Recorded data
—————
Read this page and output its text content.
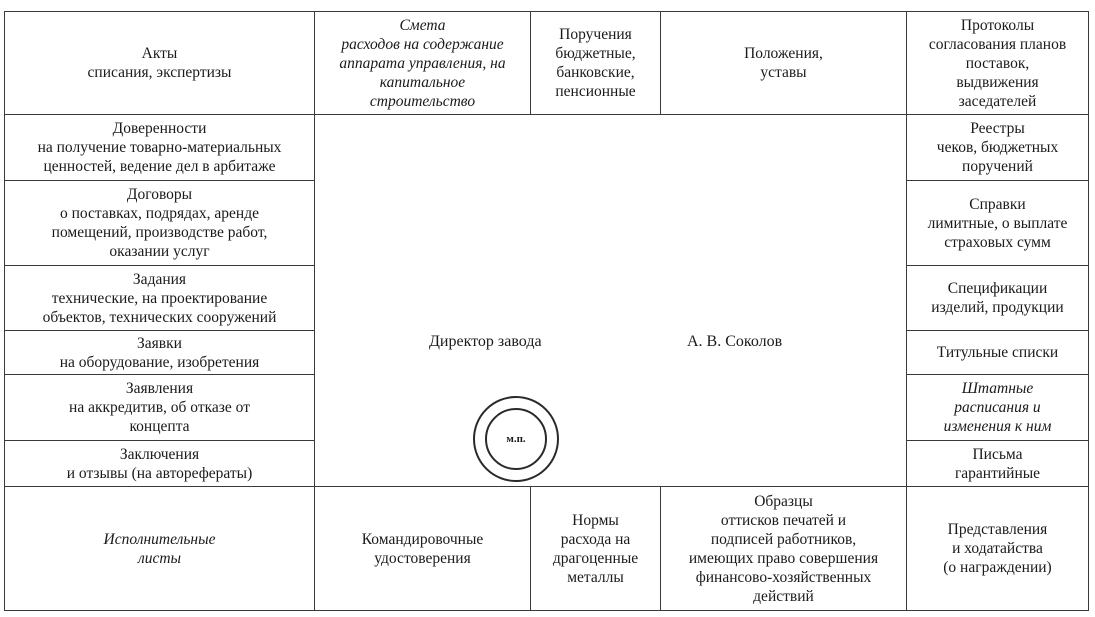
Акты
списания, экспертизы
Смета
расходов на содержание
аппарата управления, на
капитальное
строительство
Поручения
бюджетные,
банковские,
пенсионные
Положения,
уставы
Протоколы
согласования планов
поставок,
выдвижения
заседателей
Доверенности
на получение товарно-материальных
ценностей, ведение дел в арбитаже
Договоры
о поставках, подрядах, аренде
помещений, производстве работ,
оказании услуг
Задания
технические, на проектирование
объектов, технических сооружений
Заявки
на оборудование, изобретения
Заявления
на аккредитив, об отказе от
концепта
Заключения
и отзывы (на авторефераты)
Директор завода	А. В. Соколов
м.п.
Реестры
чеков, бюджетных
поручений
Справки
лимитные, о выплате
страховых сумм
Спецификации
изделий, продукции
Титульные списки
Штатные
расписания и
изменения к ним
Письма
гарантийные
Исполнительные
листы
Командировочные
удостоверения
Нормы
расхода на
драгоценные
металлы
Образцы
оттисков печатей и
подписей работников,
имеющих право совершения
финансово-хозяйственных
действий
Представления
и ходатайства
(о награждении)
—————
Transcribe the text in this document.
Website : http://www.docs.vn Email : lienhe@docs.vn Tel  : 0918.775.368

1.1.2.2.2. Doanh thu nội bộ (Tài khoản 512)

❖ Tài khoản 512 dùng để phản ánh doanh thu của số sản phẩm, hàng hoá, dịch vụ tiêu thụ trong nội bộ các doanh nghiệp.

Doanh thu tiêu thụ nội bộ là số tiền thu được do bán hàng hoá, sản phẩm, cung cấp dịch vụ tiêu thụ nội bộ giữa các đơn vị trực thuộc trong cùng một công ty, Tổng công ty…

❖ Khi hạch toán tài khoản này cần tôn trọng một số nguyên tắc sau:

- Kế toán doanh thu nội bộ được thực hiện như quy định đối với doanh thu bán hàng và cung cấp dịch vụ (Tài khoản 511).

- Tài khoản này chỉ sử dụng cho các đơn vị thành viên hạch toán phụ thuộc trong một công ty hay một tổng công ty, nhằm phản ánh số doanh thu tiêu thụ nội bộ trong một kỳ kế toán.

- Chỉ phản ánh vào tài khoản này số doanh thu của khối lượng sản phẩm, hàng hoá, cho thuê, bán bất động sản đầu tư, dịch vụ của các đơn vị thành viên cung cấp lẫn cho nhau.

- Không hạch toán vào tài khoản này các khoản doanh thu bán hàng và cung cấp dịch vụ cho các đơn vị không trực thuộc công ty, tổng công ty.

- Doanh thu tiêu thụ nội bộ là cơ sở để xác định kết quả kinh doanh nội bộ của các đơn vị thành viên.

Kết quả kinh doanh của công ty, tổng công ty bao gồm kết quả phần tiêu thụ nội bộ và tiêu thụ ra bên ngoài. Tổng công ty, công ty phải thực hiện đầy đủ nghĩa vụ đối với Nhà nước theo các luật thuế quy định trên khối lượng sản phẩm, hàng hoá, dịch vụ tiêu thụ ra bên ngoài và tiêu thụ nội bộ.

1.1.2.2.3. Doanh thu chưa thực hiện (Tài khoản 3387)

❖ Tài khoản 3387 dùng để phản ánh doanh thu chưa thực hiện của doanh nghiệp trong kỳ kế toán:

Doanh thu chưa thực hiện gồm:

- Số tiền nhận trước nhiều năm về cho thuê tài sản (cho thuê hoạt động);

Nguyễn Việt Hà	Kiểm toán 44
—————
◆ What is asked: Reproduce each line holding the word "thành".

◆ The result:
- Tài khoản này chỉ sử dụng cho các đơn vị thành viên hạch toán phụ thuộc trong một công ty hay một tổng công ty, nhằm phản ánh số doanh thu tiêu thụ nội bộ trong một kỳ kế toán.
- Chỉ phản ánh vào tài khoản này số doanh thu của khối lượng sản phẩm, hàng hoá, cho thuê, bán bất động sản đầu tư, dịch vụ của các đơn vị thành viên cung cấp lẫn cho nhau.
- Doanh thu tiêu thụ nội bộ là cơ sở để xác định kết quả kinh doanh nội bộ của các đơn vị thành viên.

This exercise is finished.